BEGIN EXCERPTED PASSAGE

JavaScript gets amped-up and retrofitted with an V8 engine #

While server languages and technologies were very conscious of performance, JavaScript engines within browsers interpreted (translated) JavaScript code line-by-line to machine code at runtime, thus being inherently slower. It was adequate for the simpler, less dynamic web pages and applications of the early internet. However, as web applications became more complex and interactive, the limitations of JavaScript engines became more apparent.

Also, there was also significant variability in JavaScript performance across different browsers, as each had its own JavaScript engine with different capabilities and performance characteristics. This variability could make it challenging for developers to create consistently fast and responsive web applications.

To address this problem for its Chrome based browser, in 2008 Google introduced its revolutionary V8 JavaScript engine with Just-In-Time (JIT) compilation for JavaScript, compiling JavaScript directly into native machine code before executing it, which was significantly faster. Apart from JIT, V8 also introduced several other optimization techniques, resulting in a significant leap in JavaScript performance, making it possible to build more complex and interactive client-side web applications. This helped Google Chrome gain a significant browser market share and this was a key factor in the evolution of web applications towards the rich, dynamic experiences we see today.

V8’s success prompted other browser vendors to invest in improving their JavaScript engines, leading to a new era of competition that greatly benefited web performance. Engines like Mozilla’s SpiderMonkey, Apple’s JavaScript Core (Nitro), and Microsoft’s Chakra introduced their own JIT compilation and optimization techniques. However, with the introduction of the new Chromium-based Edge browser in January 2020, Microsoft shifted away from using Chakra for its main browser offerings.

With all the performance boosting retrofits, suddenly JavaScript was able to pace up and compete along with server-side technologies in terms of performance.

JavaScript revamps to dominate the server-side #

Before 2009, one of the major challenges with server-side development was with handling of high levels of concurrent connections and it often resulted in high resource usage. The then major server-side technologies - PHP, Java, .NET Framework, and Perl - had their own approaches to handling concurrency and blocking operations, often relying on multi-threading or process-per-request models, which although effective for many use cases, could lead to inefficiencies under heavy load.

In contrast, Ruby (with its EventMachine library) and Python (with its Twisted library), enabled their developers with event-driven, non-blocking IO to build fast and scalable network applications.

In 2009, inspired by EventMachine in Ruby and Twisted in Python, Ryan Dahl built a non-blocking event-driven architecture-based system using JavaScript and leveraging the capabilities of Google’s V8 engine, which he named node.js. It was particularly suited for building scalable network applications, and thus quickly gained popularity, enabling developers to use JavaScript on the server side and leading to the development of a vast ecosystem of modules and tools.

Given the undeniable dominance of JavaScript on client-side development, there was a large talent pool with expertise in JavaScript. The introduction of node.js made it easier for organizations to adopt JavaScript for server-side development without the need to train or hire developers with expertise in a different server-side language.

This suddenly opened the floodgates for client-side developers to expand their repertoire to become full-stack developers, the ones who have the knowledge and skills to work on both the front-end and back-end parts of web applications.

END EXCERPTED PASSAGE

■ TASK OBJECTIVE:
Edit the passage on JavaScript's rise, starting at "While server languages" and ending at "responsive web applications.", so that "web applications" becomes "web apps" throughout.

BEGIN DATASET RECORDS

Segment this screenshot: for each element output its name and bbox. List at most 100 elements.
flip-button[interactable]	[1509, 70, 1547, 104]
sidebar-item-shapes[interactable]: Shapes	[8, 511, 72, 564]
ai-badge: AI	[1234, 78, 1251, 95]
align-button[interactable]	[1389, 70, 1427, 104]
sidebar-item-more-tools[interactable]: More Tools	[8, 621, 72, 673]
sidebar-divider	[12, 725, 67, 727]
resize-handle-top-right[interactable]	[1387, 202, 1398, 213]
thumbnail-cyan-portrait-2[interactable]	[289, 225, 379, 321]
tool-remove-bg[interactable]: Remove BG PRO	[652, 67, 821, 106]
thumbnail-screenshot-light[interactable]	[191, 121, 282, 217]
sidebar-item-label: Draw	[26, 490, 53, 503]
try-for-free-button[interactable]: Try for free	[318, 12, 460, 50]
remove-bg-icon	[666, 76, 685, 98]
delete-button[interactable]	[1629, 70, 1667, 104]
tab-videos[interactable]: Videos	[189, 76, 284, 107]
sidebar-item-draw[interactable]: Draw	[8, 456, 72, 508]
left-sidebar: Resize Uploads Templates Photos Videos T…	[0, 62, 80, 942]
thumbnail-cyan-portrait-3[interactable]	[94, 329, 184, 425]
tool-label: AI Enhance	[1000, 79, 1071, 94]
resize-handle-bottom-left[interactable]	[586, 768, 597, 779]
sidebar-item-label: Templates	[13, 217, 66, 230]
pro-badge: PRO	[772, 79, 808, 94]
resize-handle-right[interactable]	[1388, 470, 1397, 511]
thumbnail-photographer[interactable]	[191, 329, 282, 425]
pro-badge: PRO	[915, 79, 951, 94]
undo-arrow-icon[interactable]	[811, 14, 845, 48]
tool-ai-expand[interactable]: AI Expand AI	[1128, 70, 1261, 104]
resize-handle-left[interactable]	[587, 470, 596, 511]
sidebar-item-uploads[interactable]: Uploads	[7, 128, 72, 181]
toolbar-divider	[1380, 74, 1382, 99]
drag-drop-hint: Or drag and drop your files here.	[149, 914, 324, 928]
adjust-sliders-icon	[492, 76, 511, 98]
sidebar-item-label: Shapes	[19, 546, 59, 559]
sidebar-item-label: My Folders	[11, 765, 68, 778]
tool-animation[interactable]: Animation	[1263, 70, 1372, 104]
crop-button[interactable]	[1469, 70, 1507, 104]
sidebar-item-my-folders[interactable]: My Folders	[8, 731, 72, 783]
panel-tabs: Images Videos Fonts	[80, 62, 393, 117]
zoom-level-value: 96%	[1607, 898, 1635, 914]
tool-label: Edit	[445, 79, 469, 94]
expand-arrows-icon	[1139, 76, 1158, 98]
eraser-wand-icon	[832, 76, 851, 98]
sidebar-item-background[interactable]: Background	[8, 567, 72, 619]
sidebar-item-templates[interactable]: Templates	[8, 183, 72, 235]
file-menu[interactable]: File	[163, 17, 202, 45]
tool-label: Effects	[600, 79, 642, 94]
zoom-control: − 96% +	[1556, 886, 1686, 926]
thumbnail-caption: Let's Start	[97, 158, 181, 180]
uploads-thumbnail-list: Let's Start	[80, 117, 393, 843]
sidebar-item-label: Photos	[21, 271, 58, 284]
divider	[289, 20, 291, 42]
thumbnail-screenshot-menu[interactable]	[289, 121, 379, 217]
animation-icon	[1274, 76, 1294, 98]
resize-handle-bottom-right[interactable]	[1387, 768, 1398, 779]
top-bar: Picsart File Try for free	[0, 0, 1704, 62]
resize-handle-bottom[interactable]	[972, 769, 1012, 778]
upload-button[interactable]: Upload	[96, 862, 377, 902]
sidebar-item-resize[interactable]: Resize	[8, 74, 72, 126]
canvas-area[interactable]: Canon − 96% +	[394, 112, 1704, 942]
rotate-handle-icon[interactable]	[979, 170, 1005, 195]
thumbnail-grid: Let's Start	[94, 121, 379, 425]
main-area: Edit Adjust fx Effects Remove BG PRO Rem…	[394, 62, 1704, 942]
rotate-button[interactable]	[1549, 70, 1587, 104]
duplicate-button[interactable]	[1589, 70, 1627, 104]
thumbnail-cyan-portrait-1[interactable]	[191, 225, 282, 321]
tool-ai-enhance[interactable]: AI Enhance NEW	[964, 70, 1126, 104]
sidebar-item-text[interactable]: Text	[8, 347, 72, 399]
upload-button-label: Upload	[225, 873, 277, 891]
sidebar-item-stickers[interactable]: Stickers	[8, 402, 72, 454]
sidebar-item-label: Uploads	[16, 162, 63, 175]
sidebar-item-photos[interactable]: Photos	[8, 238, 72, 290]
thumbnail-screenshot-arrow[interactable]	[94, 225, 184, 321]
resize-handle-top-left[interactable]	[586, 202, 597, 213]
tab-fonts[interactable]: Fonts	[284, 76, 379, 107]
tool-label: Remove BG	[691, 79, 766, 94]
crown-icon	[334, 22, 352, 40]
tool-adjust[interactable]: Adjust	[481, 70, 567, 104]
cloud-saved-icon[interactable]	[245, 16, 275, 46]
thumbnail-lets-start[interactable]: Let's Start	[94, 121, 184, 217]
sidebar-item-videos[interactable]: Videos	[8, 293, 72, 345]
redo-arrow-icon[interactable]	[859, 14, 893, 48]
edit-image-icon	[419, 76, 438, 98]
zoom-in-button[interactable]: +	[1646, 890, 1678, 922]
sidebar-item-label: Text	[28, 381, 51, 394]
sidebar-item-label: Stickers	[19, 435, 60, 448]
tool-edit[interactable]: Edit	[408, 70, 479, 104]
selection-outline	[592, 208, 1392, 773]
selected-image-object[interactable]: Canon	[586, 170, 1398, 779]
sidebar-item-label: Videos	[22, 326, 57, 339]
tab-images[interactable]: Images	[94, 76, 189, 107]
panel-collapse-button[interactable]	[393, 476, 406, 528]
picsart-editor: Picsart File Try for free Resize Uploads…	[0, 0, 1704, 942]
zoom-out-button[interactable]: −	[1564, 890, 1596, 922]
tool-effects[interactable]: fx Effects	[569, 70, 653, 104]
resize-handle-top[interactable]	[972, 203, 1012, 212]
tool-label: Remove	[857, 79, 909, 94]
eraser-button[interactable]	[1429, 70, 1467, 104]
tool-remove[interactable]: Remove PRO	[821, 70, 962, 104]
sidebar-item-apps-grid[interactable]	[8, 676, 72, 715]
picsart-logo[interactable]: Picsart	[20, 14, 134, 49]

END DATASET RECORDS

■ SOLUTION FOR THIS TASK:
While server languages and technologies were very conscious of performance, JavaScript engines within browsers interpreted (translated) JavaScript code line-by-line to machine code at runtime, thus being inherently slower. It was adequate for the simpler, less dynamic web pages and applications of the early internet. However, as web apps became more complex and interactive, the limitations of JavaScript engines became more apparent.

Also, there was also significant variability in JavaScript performance across different browsers, as each had its own JavaScript engine with different capabilities and performance characteristics. This variability could make it challenging for developers to create consistently fast and responsive web apps.